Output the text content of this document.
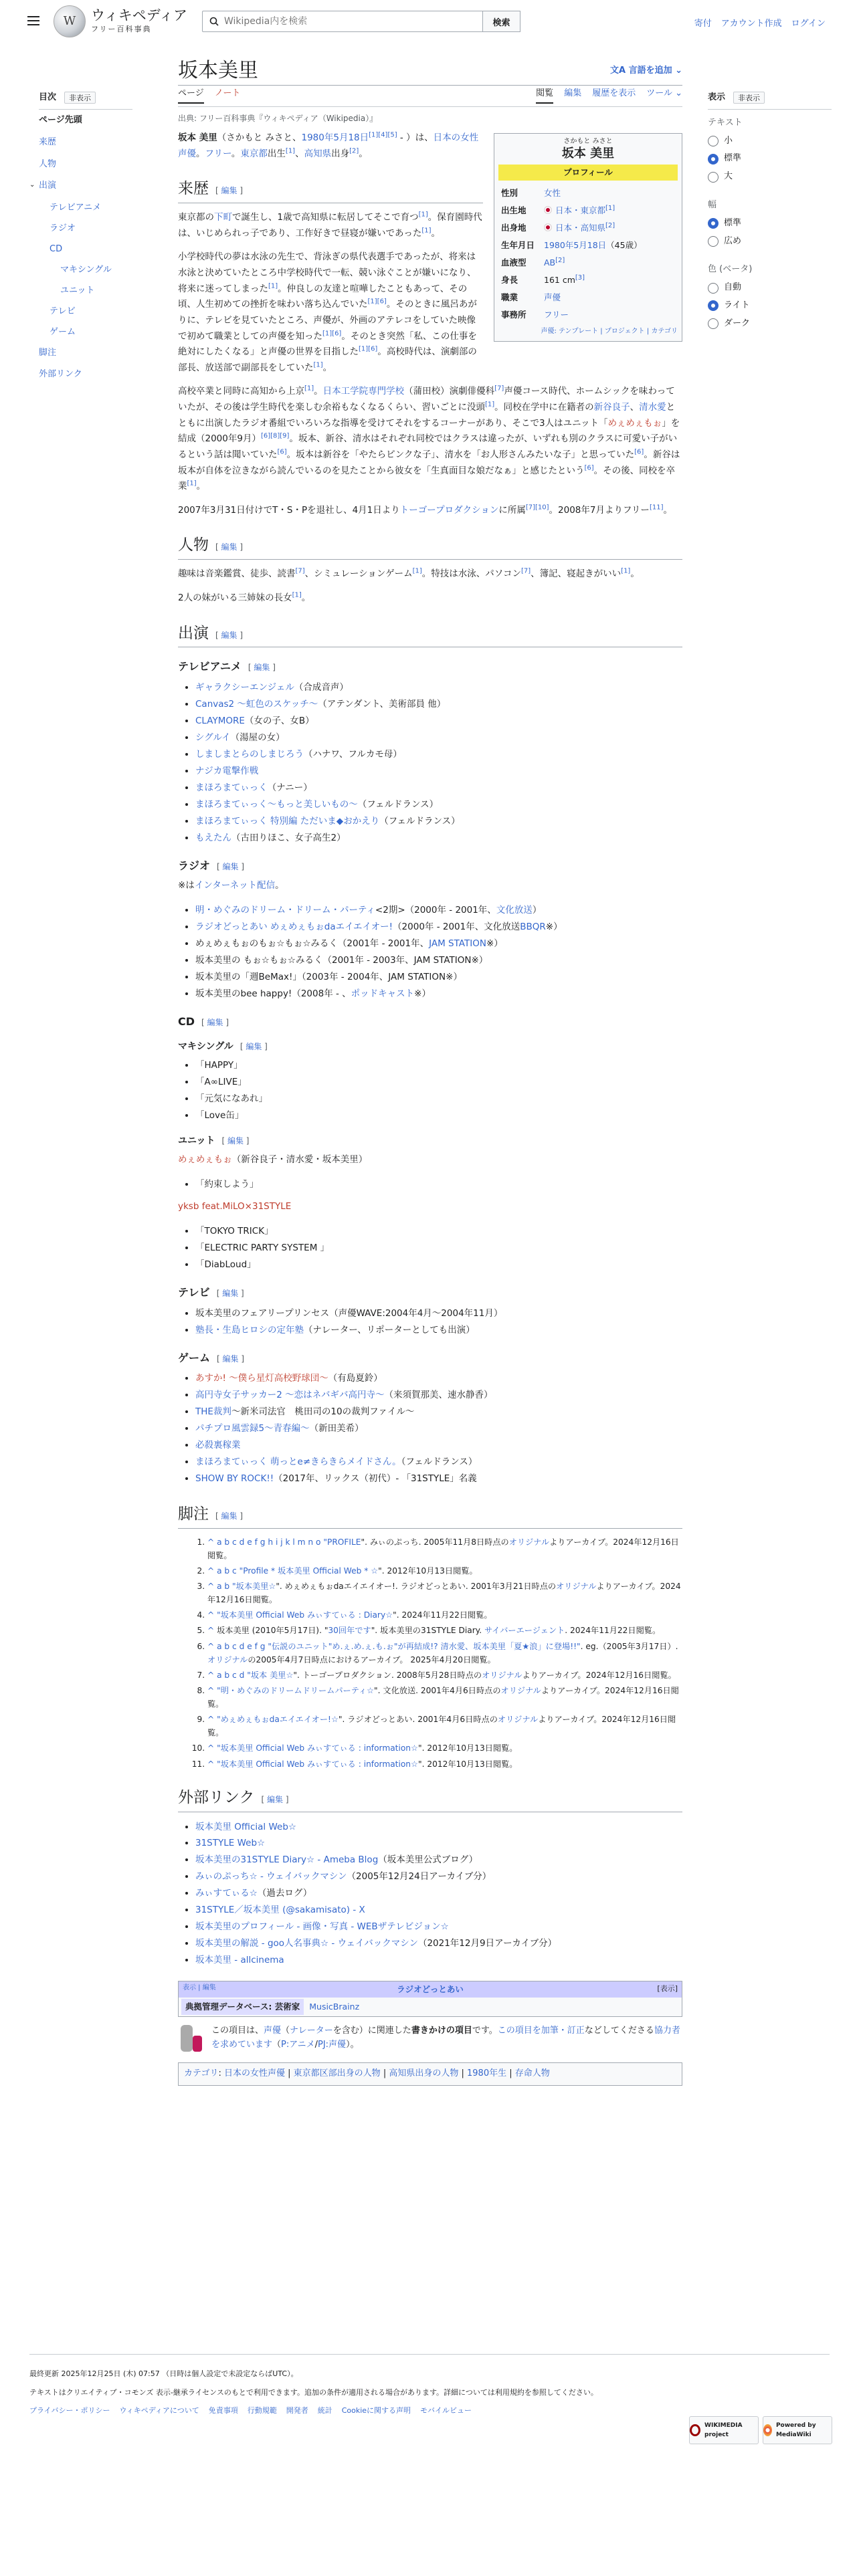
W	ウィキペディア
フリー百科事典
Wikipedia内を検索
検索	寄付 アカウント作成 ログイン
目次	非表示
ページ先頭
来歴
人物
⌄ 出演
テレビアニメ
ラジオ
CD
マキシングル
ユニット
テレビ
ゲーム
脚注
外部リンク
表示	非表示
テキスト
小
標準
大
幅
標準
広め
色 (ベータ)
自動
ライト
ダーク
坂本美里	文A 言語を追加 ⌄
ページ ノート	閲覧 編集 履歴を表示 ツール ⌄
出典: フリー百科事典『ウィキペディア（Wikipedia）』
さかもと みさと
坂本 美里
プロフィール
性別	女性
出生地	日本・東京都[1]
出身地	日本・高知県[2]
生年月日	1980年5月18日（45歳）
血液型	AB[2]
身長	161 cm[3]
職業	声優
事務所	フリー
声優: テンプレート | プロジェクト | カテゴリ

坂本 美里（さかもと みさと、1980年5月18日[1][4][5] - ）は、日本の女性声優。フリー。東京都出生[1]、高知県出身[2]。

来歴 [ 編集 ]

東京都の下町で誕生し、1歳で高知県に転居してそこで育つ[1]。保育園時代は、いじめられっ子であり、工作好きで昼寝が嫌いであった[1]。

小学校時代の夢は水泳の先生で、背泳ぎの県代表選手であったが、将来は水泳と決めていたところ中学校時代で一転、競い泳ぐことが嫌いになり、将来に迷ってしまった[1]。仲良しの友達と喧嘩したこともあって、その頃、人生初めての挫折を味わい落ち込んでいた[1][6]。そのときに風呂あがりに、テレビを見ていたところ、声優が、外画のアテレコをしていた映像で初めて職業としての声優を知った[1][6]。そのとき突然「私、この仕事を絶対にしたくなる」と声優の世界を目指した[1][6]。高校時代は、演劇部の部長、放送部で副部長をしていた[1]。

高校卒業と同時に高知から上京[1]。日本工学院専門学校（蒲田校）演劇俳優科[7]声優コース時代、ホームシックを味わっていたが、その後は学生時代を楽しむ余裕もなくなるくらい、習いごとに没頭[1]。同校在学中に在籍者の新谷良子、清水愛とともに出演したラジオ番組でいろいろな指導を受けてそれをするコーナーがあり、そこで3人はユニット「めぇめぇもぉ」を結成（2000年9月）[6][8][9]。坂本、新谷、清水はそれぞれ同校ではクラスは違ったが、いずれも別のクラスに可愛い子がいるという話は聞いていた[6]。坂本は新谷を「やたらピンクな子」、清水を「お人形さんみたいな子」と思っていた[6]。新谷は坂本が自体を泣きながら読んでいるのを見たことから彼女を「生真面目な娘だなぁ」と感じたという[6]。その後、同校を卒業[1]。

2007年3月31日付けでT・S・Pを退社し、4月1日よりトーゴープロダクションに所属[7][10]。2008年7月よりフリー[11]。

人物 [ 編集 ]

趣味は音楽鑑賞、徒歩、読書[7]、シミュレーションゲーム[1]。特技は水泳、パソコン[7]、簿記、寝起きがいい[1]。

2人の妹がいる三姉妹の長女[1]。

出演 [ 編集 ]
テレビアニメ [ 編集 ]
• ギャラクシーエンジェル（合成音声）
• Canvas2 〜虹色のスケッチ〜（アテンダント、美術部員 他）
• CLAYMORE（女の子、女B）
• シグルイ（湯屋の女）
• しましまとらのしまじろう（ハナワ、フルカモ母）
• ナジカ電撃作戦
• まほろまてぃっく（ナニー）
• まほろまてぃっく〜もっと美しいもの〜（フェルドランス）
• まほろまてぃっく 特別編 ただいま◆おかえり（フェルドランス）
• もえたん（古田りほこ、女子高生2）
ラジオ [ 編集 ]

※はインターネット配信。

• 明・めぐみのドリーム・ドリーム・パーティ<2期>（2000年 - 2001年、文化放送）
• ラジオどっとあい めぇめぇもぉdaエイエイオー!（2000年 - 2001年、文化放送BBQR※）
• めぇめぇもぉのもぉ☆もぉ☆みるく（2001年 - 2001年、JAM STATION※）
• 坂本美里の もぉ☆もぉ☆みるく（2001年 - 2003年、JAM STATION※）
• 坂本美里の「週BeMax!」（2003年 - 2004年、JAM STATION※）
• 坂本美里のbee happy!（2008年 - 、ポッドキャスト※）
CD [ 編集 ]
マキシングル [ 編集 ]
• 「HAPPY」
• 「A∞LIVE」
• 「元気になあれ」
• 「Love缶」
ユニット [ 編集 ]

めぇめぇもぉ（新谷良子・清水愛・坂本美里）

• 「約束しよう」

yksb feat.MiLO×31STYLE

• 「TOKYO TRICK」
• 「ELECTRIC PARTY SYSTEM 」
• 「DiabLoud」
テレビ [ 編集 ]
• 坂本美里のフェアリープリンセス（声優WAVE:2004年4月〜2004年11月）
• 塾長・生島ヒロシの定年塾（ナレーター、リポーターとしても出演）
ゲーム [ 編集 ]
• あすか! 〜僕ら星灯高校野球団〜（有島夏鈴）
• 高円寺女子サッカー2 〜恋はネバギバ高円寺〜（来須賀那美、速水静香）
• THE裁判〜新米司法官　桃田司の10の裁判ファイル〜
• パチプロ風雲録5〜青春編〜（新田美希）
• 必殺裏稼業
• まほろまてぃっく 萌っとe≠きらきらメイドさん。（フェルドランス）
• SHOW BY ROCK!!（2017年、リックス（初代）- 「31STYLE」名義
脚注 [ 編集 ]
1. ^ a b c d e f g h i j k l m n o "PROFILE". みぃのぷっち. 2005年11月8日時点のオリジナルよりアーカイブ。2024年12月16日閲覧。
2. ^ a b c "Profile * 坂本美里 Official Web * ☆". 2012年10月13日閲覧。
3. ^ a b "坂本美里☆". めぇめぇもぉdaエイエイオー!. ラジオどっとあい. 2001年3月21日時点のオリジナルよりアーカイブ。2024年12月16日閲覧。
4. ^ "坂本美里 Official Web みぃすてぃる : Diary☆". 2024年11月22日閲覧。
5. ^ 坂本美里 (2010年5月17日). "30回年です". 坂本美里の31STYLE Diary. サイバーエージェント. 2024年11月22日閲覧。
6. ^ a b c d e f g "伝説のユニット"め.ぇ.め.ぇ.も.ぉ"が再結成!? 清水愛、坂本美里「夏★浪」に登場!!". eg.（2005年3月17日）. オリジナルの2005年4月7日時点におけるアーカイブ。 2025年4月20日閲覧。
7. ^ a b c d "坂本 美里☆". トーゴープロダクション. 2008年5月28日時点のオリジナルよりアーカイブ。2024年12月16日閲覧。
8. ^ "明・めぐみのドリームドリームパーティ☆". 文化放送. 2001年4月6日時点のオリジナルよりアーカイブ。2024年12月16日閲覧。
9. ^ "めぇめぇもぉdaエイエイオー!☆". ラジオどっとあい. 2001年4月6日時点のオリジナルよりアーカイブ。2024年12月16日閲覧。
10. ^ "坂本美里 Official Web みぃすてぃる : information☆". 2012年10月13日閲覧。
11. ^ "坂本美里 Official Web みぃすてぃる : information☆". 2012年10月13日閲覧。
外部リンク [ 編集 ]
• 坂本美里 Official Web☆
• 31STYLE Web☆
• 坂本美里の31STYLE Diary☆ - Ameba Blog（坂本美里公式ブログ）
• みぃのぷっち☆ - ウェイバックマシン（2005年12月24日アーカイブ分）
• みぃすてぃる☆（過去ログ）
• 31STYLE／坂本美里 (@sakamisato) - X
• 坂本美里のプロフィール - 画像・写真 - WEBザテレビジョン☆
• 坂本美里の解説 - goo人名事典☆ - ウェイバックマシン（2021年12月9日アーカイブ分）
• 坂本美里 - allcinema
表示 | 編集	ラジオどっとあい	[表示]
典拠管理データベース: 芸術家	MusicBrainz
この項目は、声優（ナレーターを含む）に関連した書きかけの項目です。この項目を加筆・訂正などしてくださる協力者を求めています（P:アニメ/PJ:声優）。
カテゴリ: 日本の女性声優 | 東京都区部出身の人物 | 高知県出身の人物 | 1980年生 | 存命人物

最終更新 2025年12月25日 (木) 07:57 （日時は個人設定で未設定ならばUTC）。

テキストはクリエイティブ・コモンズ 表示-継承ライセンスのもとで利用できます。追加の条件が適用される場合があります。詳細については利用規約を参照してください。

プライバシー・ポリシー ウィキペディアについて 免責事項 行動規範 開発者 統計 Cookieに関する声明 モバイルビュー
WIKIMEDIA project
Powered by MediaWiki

◆ ◆ ◆

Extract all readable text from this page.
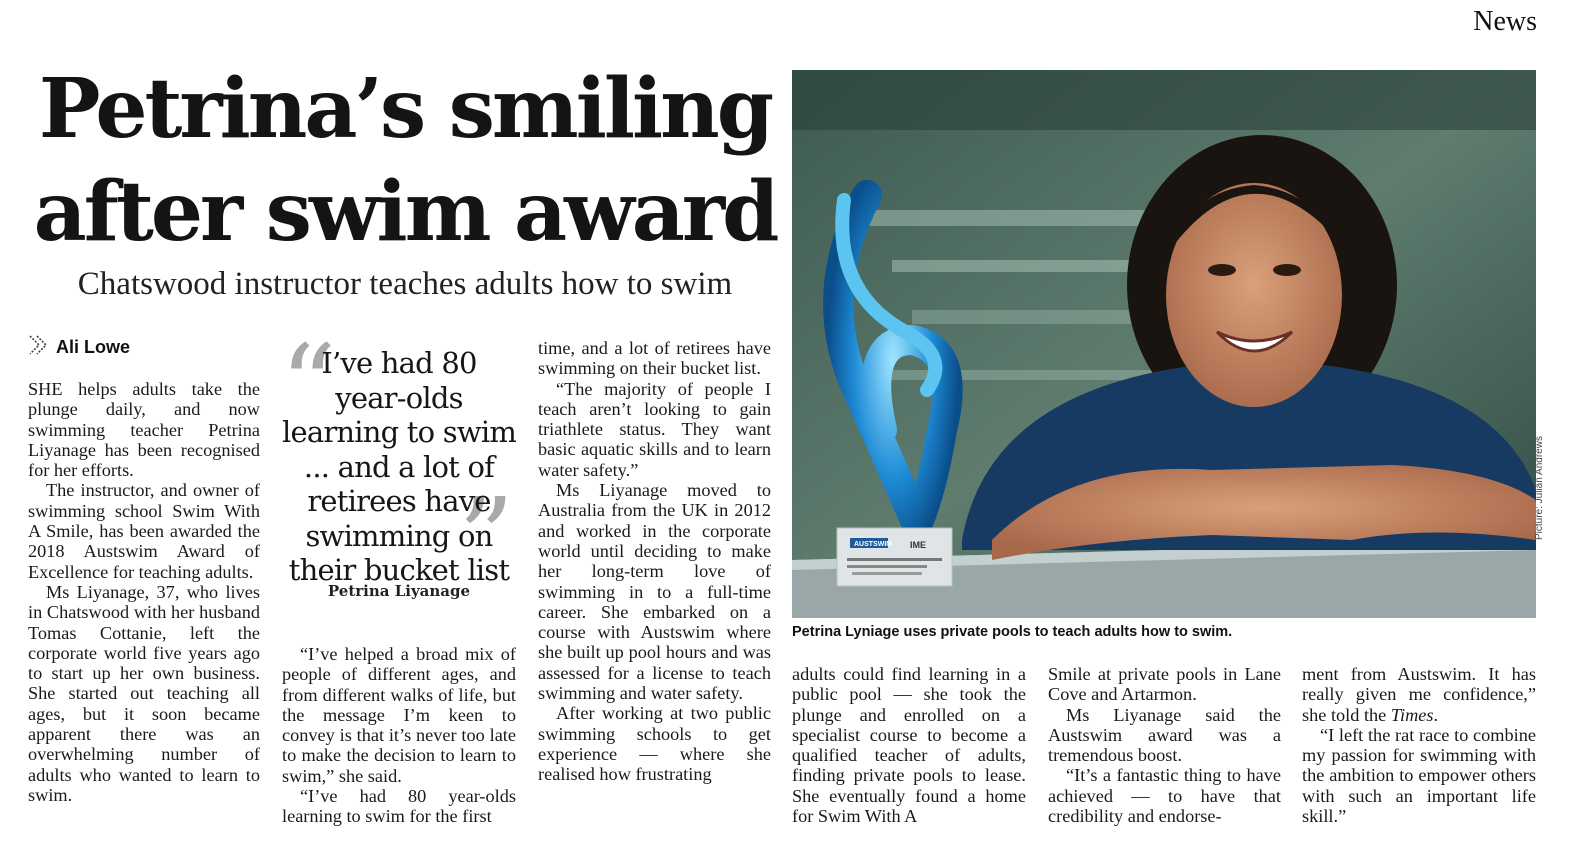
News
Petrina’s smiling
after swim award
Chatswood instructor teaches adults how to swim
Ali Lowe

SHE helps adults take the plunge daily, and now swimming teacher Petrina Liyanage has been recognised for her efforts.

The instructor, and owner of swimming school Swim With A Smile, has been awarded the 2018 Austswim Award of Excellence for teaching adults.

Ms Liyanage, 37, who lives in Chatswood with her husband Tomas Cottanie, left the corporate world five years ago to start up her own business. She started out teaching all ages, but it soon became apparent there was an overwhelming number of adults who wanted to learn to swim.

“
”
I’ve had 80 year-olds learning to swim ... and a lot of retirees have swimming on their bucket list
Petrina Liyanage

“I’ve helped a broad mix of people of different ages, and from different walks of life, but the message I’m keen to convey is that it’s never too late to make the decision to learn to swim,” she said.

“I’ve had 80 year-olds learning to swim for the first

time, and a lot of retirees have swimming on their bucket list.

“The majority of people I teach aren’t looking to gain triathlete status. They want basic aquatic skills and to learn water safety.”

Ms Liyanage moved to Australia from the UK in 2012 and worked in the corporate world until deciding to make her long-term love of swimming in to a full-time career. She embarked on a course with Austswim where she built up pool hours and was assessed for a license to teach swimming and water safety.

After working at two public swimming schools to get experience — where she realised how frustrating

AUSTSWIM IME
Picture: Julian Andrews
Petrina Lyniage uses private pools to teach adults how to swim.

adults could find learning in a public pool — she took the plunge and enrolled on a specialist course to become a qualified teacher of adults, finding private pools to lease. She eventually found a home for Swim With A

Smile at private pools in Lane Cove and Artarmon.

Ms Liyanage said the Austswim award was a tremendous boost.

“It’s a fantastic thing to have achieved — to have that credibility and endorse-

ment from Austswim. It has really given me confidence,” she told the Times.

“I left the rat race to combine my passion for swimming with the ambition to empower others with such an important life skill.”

◆ ◆ ◆

Find every line that has "course" in it, then return those lines.

Answer for this exercise:
Ms Liyanage moved to Australia from the UK in 2012 and worked in the corporate world until deciding to make her long-term love of swimming in to a full-time career. She embarked on a course with Austswim where she built up pool hours and was assessed for a license to teach swimming and water safety.
adults could find learning in a public pool — she took the plunge and enrolled on a specialist course to become a qualified teacher of adults, finding private pools to lease. She eventually found a home for Swim With A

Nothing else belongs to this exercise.